Given passage:
= = = =

# Show your multi-LED Dropins



## Illum (Nov 27, 2014)

Who knew we would end up this far since 2007, when the first P60 LED drop-in came about there's been a race for more lumens. Even though surefire has largely discontinued P60 lights, focusing instead on its LED models, the D26 lamp never really went away. At first ones that hit the markets were full custom drop-ins. Then came Oveready, EDC+, Eagletac, and suddenly this insane output technology has made it way to us by the familiar route. As quickly as triops came the quads came too:laughing:

Heres my showcases
EDC Plus / IS X60L3 Triple LED P60 Dropin ( High CRI)
Icarus built Quad XPG R5 CW + Carlo Spot 24mm + NANJG 105C 3.04A linear driver
SPORTAC® P60 drop-ins ©2014 Eagtac™ LLC






Of the three, the EDC+ is the dimmest [Nichia 219] but it used most frequently. H-M-L function is a big plus around the house. The least useful is the Eagletac, single mode, for a search light its output redeems its cost fairly well, just need to find an 2x18500 body for guilt free lumens

Enough talk, lets see some. :nana:


----------



## pyro1son (May 10, 2015)

= = = =

Exercises:
1. Can you print the part of the LED drop-in thread that begins at the words "## Illum (Nov" and stops after "( High CRI)"?
2. Could you update the listing from its first line through the line containing "x-tick-label: 90% [460,427,488,441]", changing every "annotation" to "callout" and keeping everything else the same? Return only those lines.

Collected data
= = = =

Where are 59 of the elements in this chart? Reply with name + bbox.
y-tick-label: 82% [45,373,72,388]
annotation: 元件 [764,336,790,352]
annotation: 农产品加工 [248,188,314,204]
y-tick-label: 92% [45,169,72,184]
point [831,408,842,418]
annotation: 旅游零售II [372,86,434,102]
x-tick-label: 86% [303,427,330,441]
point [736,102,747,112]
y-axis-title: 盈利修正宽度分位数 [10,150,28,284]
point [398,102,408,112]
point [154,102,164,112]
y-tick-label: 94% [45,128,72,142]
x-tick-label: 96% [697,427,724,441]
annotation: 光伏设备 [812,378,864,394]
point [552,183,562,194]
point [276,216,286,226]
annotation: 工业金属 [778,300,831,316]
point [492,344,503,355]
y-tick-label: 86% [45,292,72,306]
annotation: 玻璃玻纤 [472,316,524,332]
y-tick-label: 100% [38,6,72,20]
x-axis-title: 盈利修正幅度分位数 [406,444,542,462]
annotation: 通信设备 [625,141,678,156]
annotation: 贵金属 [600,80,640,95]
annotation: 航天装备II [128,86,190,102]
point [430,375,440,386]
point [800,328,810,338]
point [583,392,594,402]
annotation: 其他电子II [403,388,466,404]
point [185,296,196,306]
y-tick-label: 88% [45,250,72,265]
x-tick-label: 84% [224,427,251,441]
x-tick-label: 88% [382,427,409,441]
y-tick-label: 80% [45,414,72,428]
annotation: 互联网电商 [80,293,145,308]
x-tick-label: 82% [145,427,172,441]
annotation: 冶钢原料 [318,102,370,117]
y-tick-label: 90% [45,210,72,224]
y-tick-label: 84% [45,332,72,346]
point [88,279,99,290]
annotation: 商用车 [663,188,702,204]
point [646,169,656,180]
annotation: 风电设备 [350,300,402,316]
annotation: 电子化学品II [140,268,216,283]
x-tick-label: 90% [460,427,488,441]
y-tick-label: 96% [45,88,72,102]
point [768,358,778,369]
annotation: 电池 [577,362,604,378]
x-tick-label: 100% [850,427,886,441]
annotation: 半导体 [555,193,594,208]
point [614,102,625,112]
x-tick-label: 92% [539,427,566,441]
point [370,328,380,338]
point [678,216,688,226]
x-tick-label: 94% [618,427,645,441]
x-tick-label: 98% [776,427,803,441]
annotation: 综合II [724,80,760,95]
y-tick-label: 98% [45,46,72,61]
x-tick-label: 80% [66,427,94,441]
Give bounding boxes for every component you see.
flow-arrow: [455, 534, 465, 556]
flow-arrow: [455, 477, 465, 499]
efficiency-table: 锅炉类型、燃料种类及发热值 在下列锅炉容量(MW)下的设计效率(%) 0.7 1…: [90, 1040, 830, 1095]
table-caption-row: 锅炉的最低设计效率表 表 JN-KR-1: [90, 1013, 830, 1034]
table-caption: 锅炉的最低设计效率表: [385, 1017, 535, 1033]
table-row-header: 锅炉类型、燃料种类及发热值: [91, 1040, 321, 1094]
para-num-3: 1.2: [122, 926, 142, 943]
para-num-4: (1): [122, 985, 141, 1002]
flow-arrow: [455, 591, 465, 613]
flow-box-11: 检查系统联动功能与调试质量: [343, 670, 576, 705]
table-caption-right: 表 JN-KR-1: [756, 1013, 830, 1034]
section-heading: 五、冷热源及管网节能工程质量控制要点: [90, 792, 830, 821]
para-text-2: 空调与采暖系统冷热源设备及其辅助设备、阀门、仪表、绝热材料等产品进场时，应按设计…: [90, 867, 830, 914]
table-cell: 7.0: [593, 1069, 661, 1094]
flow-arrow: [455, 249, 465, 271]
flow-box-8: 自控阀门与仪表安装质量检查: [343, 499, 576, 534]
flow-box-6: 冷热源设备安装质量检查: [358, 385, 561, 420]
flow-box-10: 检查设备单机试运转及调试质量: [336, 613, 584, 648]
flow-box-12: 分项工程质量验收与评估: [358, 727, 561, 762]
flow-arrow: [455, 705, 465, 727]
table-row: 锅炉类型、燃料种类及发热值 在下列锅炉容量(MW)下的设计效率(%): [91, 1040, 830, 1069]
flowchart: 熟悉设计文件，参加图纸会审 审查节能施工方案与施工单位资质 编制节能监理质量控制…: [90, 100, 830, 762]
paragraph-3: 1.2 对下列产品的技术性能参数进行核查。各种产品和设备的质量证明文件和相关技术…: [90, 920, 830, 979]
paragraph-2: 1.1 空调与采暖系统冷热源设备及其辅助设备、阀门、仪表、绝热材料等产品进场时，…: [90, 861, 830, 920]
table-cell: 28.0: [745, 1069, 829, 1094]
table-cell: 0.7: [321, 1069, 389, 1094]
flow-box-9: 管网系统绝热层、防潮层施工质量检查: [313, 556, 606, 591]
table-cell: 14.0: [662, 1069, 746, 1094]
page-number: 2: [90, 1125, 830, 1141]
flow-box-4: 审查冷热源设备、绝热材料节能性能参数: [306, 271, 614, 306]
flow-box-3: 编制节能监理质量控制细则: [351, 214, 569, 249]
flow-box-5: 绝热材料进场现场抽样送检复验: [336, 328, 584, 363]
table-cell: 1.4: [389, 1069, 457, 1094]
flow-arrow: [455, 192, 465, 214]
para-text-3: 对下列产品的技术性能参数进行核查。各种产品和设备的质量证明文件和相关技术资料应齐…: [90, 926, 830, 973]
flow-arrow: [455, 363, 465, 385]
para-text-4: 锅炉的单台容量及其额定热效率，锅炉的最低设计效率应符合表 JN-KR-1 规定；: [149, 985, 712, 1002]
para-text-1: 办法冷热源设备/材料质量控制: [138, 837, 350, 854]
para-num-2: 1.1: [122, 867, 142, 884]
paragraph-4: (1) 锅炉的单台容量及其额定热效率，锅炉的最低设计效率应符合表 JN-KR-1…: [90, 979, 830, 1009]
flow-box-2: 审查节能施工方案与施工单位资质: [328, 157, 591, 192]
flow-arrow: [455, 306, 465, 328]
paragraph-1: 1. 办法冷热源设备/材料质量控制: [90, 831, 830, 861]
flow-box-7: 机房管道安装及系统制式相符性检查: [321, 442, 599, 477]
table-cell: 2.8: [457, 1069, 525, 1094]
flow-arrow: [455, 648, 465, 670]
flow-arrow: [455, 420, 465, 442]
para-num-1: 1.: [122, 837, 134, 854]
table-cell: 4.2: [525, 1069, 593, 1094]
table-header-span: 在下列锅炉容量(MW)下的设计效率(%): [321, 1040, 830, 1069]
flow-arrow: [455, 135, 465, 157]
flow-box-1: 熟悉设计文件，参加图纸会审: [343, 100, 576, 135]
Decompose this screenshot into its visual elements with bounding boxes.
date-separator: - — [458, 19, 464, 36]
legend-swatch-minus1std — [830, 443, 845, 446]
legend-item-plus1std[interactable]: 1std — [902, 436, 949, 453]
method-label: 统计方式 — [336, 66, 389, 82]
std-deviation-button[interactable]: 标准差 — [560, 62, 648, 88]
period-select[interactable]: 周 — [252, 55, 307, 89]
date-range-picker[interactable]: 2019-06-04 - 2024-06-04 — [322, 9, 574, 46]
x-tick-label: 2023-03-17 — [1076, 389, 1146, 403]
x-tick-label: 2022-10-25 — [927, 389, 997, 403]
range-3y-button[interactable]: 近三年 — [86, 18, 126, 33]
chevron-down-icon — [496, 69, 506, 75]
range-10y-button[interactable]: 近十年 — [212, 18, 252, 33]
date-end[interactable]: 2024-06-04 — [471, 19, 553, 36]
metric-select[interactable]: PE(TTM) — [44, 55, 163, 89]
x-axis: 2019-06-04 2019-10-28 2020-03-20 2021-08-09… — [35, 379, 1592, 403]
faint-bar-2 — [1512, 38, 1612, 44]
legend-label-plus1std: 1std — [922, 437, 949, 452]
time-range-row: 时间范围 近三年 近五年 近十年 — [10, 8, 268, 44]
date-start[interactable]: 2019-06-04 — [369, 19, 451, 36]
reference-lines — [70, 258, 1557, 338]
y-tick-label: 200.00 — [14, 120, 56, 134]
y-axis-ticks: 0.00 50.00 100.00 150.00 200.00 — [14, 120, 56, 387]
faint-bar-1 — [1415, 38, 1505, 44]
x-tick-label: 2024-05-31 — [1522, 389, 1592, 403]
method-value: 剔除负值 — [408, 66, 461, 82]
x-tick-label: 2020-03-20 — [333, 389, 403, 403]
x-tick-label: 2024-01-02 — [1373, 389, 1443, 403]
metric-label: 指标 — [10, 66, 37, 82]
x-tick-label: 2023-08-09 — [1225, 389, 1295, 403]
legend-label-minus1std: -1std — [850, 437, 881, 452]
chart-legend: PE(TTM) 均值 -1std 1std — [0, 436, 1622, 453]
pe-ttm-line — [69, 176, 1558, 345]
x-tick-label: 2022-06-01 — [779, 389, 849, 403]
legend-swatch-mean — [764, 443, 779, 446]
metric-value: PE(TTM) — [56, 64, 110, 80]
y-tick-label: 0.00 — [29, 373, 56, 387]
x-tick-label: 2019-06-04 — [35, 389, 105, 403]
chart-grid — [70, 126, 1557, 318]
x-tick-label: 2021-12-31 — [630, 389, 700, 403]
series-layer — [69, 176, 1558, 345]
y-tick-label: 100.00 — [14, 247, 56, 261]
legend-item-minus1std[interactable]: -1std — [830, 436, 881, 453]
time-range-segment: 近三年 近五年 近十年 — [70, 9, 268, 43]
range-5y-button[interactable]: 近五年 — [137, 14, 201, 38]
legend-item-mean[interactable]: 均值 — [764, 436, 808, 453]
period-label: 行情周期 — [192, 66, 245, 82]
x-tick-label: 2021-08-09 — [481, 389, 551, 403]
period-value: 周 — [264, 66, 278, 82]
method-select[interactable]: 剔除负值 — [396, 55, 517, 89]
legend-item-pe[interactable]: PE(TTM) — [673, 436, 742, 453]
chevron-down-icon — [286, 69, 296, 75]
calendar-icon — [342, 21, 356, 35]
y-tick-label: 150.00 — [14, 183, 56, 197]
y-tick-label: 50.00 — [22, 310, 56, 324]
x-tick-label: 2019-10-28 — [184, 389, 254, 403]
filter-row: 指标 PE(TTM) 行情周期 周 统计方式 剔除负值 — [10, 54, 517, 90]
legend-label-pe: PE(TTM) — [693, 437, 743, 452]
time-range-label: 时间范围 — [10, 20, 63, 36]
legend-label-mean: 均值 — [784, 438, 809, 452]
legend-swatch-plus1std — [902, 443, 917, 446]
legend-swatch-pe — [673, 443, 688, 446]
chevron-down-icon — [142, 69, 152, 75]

= = = =

Task-by-task solutions:
1.
## Illum (Nov 27, 2014)

Who knew we would end up this far since 2007, when the first P60 LED drop-in came about there's been a race for more lumens. Even though surefire has largely discontinued P60 lights, focusing instead on its LED models, the D26 lamp never really went away. At first ones that hit the markets were full custom drop-ins. Then came Oveready, EDC+, Eagletac, and suddenly this insane output technology has made it way to us by the familiar route. As quickly as triops came the quads came too:laughing:

Heres my showcases
EDC Plus / IS X60L3 Triple LED P60 Dropin ( High CRI)

2.
Where are 59 of the elements in this chart? Reply with name + bbox.
y-tick-label: 82% [45,373,72,388]
callout: 元件 [764,336,790,352]
callout: 农产品加工 [248,188,314,204]
y-tick-label: 92% [45,169,72,184]
point [831,408,842,418]
callout: 旅游零售II [372,86,434,102]
x-tick-label: 86% [303,427,330,441]
point [736,102,747,112]
y-axis-title: 盈利修正宽度分位数 [10,150,28,284]
point [398,102,408,112]
point [154,102,164,112]
y-tick-label: 94% [45,128,72,142]
x-tick-label: 96% [697,427,724,441]
callout: 光伏设备 [812,378,864,394]
point [552,183,562,194]
point [276,216,286,226]
callout: 工业金属 [778,300,831,316]
point [492,344,503,355]
y-tick-label: 86% [45,292,72,306]
callout: 玻璃玻纤 [472,316,524,332]
y-tick-label: 100% [38,6,72,20]
x-axis-title: 盈利修正幅度分位数 [406,444,542,462]
callout: 通信设备 [625,141,678,156]
callout: 贵金属 [600,80,640,95]
callout: 航天装备II [128,86,190,102]
point [430,375,440,386]
point [800,328,810,338]
point [583,392,594,402]
callout: 其他电子II [403,388,466,404]
point [185,296,196,306]
y-tick-label: 88% [45,250,72,265]
x-tick-label: 84% [224,427,251,441]
x-tick-label: 88% [382,427,409,441]
y-tick-label: 80% [45,414,72,428]
callout: 互联网电商 [80,293,145,308]
x-tick-label: 82% [145,427,172,441]
callout: 冶钢原料 [318,102,370,117]
y-tick-label: 90% [45,210,72,224]
y-tick-label: 84% [45,332,72,346]
point [88,279,99,290]
callout: 商用车 [663,188,702,204]
point [646,169,656,180]
callout: 风电设备 [350,300,402,316]
callout: 电子化学品II [140,268,216,283]
x-tick-label: 90% [460,427,488,441]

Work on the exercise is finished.